▸ **SUPPLIED MATERIAL**:

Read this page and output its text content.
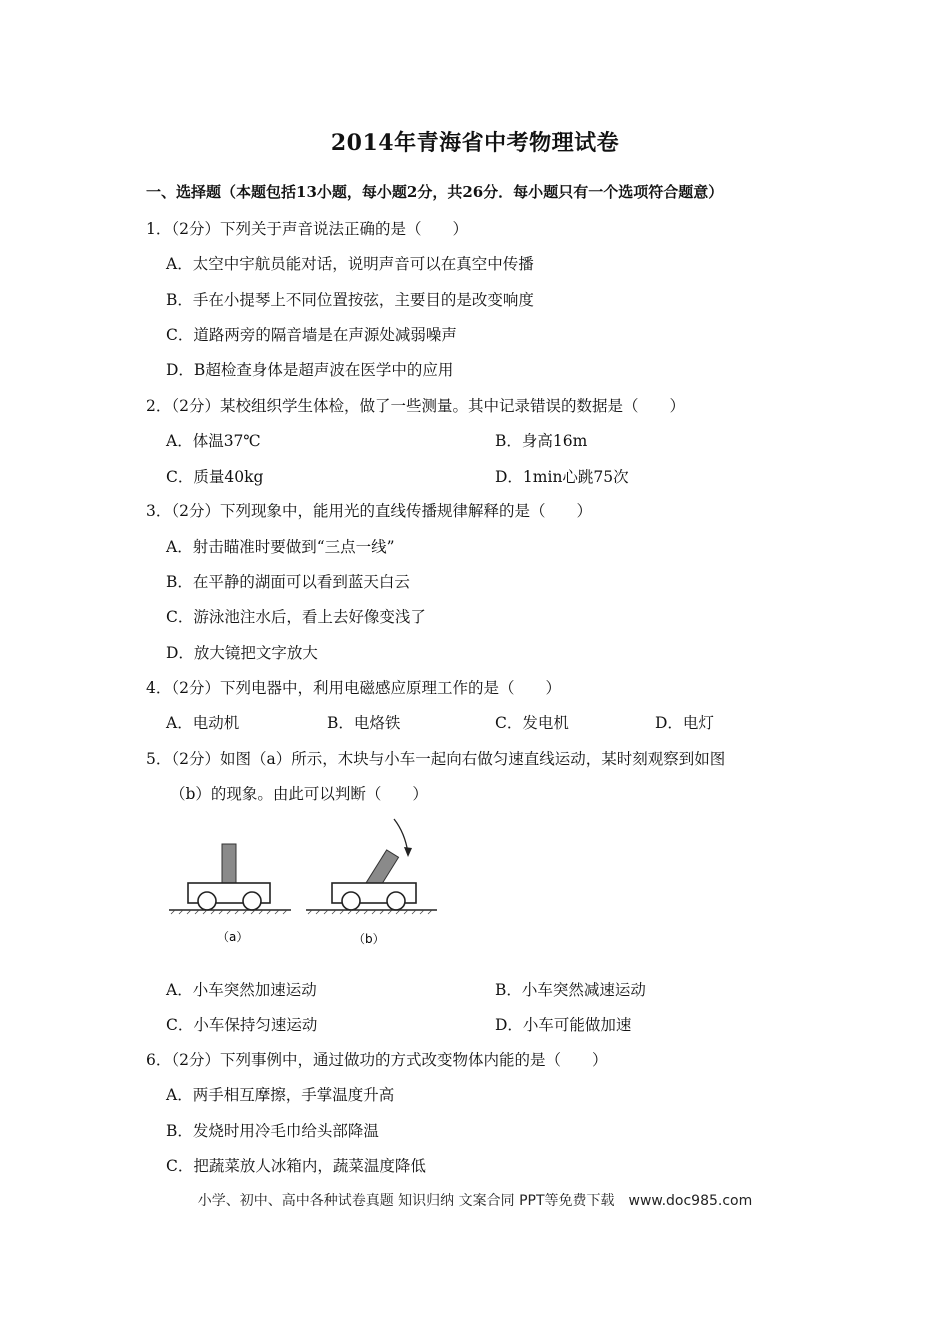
2014年青海省中考物理试卷
一、选择题（本题包括13小题，每小题2分，共26分．每小题只有一个选项符合题意）
1．（2分）下列关于声音说法正确的是（　　）
A．太空中宇航员能对话，说明声音可以在真空中传播
B．手在小提琴上不同位置按弦，主要目的是改变响度
C．道路两旁的隔音墙是在声源处减弱噪声
D．B超检查身体是超声波在医学中的应用
2．（2分）某校组织学生体检，做了一些测量。其中记录错误的数据是（　　）
A．体温37℃	B．身高16m
C．质量40kg	D．1min心跳75次
3．（2分）下列现象中，能用光的直线传播规律解释的是（　　）
A．射击瞄准时要做到“三点一线”
B．在平静的湖面可以看到蓝天白云
C．游泳池注水后，看上去好像变浅了
D．放大镜把文字放大
4．（2分）下列电器中，利用电磁感应原理工作的是（　　）
A．电动机	B．电烙铁	C．发电机	D．电灯
5．（2分）如图（a）所示，木块与小车一起向右做匀速直线运动，某时刻观察到如图
（b）的现象。由此可以判断（　　）
（a）	（b）
A．小车突然加速运动	B．小车突然减速运动
C．小车保持匀速运动	D．小车可能做加速
6．（2分）下列事例中，通过做功的方式改变物体内能的是（　　）
A．两手相互摩擦，手掌温度升高
B．发烧时用冷毛巾给头部降温
C．把蔬菜放人冰箱内，蔬菜温度降低
小学、初中、高中各种试卷真题 知识归纳 文案合同 PPT等免费下载　www.doc985.com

▸ **WHAT IS BEING ASKED**: Please write out all of the material above without changing a word, and omit any pictures.

▸ **FULL OUTPUT**:
Read this page and output its text content.
2014年青海省中考物理试卷
一、选择题（本题包括13小题，每小题2分，共26分．每小题只有一个选项符合题意）
1．（2分）下列关于声音说法正确的是（　　）
A．太空中宇航员能对话，说明声音可以在真空中传播
B．手在小提琴上不同位置按弦，主要目的是改变响度
C．道路两旁的隔音墙是在声源处减弱噪声
D．B超检查身体是超声波在医学中的应用
2．（2分）某校组织学生体检，做了一些测量。其中记录错误的数据是（　　）
A．体温37℃	B．身高16m
C．质量40kg	D．1min心跳75次
3．（2分）下列现象中，能用光的直线传播规律解释的是（　　）
A．射击瞄准时要做到“三点一线”
B．在平静的湖面可以看到蓝天白云
C．游泳池注水后，看上去好像变浅了
D．放大镜把文字放大
4．（2分）下列电器中，利用电磁感应原理工作的是（　　）
A．电动机	B．电烙铁	C．发电机	D．电灯
5．（2分）如图（a）所示，木块与小车一起向右做匀速直线运动，某时刻观察到如图
（b）的现象。由此可以判断（　　）
（a）	（b）
A．小车突然加速运动	B．小车突然减速运动
C．小车保持匀速运动	D．小车可能做加速
6．（2分）下列事例中，通过做功的方式改变物体内能的是（　　）
A．两手相互摩擦，手掌温度升高
B．发烧时用冷毛巾给头部降温
C．把蔬菜放人冰箱内，蔬菜温度降低
小学、初中、高中各种试卷真题 知识归纳 文案合同 PPT等免费下载　www.doc985.com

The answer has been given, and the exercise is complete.